:: VORGEGEBENER TEXT ::
****************

3 Hiergegen wenden sich der Beklagte und die Beigeladene mit ihrer Beschwerde.
II
4 Die ausschließlich auf den Revisionszulassungsgrund der grundsätzlichen Bedeutung der Rechtssache (§ 132 Abs. 2 Nr. 1 VwGO) gestützte Beschwerde hat keinen Erfolg. Die ihr von den Beschwerdeführern zugemessene Grundsatzbedeutung ist nicht gegeben.

****************

(Positionsangaben der Elemente)

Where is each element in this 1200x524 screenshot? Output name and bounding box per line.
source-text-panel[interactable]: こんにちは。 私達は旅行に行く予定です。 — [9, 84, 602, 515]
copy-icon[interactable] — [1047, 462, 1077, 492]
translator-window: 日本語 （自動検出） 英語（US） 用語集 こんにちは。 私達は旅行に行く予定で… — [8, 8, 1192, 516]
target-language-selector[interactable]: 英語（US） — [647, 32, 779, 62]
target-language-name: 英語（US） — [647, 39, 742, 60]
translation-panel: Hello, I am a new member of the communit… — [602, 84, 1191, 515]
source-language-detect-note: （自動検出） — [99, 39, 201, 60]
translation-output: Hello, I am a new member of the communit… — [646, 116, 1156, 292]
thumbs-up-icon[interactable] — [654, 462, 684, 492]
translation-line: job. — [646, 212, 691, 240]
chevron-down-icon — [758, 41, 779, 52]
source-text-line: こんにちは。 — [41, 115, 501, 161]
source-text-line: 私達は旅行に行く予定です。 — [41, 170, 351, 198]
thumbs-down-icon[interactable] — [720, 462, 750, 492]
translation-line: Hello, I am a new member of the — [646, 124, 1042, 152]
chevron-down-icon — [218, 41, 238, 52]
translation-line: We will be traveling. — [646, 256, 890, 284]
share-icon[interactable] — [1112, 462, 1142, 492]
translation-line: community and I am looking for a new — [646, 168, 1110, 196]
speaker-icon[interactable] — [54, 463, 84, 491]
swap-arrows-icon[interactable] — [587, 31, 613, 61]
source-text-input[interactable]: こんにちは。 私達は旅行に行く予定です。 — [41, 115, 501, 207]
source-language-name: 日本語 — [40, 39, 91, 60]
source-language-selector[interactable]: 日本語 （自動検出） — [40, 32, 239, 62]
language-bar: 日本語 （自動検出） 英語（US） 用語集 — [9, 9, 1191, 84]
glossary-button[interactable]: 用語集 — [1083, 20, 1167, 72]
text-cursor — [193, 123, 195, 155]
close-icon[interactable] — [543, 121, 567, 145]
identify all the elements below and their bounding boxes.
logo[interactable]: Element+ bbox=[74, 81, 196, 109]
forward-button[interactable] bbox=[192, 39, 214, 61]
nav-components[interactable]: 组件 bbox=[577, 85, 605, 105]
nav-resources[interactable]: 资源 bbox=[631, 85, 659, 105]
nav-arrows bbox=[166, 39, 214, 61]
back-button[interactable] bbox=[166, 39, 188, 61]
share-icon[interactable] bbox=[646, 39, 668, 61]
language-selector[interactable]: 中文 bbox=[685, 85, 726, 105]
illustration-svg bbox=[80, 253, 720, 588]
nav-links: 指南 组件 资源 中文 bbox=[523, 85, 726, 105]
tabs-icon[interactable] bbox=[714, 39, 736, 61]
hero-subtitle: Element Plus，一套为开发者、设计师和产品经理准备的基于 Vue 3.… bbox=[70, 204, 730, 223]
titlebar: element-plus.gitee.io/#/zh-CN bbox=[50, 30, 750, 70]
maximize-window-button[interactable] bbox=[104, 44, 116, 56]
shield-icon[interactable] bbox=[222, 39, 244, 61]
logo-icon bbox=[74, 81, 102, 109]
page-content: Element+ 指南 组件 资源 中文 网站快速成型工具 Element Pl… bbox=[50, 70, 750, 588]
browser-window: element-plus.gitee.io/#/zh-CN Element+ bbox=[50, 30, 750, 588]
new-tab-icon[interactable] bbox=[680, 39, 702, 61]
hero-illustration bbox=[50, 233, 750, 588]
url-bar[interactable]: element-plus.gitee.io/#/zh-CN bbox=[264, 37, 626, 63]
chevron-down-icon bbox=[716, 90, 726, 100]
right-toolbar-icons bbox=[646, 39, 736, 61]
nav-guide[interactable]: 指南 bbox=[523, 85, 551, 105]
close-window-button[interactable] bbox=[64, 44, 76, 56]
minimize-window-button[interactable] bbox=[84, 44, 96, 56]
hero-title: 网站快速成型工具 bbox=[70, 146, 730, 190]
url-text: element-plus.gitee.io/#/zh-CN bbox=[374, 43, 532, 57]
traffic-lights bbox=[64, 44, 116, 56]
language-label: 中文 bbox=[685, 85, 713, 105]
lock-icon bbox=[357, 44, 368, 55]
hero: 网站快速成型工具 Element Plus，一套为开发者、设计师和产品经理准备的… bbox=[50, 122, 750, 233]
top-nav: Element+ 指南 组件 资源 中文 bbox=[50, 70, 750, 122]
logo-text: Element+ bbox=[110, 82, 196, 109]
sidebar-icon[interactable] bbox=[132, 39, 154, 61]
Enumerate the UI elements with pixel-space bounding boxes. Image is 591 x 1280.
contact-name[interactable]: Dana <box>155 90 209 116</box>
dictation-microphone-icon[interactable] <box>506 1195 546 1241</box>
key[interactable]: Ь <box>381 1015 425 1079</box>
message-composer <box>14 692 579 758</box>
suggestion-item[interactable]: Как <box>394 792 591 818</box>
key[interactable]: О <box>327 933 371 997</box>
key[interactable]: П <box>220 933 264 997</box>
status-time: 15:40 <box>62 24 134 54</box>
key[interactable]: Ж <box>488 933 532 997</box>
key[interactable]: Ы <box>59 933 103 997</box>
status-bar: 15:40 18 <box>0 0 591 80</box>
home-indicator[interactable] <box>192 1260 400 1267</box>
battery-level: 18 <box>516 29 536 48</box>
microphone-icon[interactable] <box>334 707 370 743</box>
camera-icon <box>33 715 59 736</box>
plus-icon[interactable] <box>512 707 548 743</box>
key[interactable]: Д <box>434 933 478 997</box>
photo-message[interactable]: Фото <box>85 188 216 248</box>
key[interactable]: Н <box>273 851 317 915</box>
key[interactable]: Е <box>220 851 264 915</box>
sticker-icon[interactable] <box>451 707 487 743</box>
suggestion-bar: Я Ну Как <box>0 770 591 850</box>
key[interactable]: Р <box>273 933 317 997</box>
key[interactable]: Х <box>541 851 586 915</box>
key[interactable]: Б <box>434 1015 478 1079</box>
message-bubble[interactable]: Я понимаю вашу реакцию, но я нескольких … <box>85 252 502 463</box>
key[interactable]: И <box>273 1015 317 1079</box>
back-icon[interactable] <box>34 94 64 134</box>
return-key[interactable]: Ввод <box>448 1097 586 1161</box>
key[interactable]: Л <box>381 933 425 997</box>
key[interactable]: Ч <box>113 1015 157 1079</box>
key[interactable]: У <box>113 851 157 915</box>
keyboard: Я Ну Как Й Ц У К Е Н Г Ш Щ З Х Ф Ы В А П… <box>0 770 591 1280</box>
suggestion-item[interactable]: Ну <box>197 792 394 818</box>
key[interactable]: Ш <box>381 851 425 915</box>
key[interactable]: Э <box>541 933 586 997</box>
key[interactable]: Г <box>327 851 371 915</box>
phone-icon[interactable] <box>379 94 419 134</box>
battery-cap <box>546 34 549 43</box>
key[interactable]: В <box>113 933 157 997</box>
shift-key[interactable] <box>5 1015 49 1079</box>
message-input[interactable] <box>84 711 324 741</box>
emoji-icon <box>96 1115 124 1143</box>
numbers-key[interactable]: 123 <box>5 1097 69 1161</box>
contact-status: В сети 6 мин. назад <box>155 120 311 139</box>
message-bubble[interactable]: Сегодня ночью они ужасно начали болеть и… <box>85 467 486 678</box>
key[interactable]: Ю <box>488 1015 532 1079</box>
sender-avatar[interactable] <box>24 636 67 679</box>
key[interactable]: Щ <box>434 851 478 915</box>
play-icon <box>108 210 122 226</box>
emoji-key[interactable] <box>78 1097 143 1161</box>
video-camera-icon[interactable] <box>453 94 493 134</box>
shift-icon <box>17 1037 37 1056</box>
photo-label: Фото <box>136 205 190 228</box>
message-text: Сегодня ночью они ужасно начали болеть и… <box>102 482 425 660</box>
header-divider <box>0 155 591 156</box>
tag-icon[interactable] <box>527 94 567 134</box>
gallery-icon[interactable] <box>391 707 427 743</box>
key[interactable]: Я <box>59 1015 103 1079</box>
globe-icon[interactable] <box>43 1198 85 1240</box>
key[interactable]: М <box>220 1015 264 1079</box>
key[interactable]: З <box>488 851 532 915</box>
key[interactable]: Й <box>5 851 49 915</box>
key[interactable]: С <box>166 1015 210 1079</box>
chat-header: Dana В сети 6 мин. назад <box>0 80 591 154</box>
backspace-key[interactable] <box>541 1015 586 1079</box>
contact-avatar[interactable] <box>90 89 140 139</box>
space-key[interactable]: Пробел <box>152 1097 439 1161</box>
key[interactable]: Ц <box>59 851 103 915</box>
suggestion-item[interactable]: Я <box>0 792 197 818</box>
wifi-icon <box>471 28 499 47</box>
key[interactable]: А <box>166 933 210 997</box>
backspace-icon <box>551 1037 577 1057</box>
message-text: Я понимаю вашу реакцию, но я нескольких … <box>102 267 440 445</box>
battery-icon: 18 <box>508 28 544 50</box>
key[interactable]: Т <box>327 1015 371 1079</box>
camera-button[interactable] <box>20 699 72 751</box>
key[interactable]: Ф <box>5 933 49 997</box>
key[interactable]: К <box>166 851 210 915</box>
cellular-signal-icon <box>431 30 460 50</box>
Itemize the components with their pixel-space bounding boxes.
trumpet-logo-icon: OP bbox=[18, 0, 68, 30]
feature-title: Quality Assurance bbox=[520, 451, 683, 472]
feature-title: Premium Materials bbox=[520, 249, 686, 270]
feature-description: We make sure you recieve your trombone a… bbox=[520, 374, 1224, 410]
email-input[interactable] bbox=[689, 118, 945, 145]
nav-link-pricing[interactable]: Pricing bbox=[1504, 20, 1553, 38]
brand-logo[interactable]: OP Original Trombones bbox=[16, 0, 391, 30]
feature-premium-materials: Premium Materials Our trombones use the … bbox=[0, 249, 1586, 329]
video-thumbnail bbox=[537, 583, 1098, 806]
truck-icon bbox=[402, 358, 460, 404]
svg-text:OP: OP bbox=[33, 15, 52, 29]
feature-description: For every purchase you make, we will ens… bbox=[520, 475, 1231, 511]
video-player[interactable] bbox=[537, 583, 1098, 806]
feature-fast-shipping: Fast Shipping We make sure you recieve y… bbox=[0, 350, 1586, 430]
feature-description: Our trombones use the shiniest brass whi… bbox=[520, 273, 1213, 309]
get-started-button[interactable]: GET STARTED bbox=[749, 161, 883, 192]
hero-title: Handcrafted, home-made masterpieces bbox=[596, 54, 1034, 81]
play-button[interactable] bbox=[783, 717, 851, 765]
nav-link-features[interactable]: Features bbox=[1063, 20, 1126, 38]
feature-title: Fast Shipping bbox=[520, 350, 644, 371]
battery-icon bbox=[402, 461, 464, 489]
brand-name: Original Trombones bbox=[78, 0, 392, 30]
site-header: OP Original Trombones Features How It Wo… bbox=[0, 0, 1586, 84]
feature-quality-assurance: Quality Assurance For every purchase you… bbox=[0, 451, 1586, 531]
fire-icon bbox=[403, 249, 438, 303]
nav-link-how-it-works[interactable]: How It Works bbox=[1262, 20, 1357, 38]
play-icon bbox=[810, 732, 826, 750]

****************

:: ZU ERLEDIGEN ::
Kannst du den vorgegebenen Text zur Beschwerde vollständig und wortgetreu ausgeben?

:: ERGEBNIS ::
3 Hiergegen wenden sich der Beklagte und die Beigeladene mit ihrer Beschwerde.
II
4 Die ausschließlich auf den Revisionszulassungsgrund der grundsätzlichen Bedeutung der Rechtssache (§ 132 Abs. 2 Nr. 1 VwGO) gestützte Beschwerde hat keinen Erfolg. Die ihr von den Beschwerdeführern zugemessene Grundsatzbedeutung ist nicht gegeben.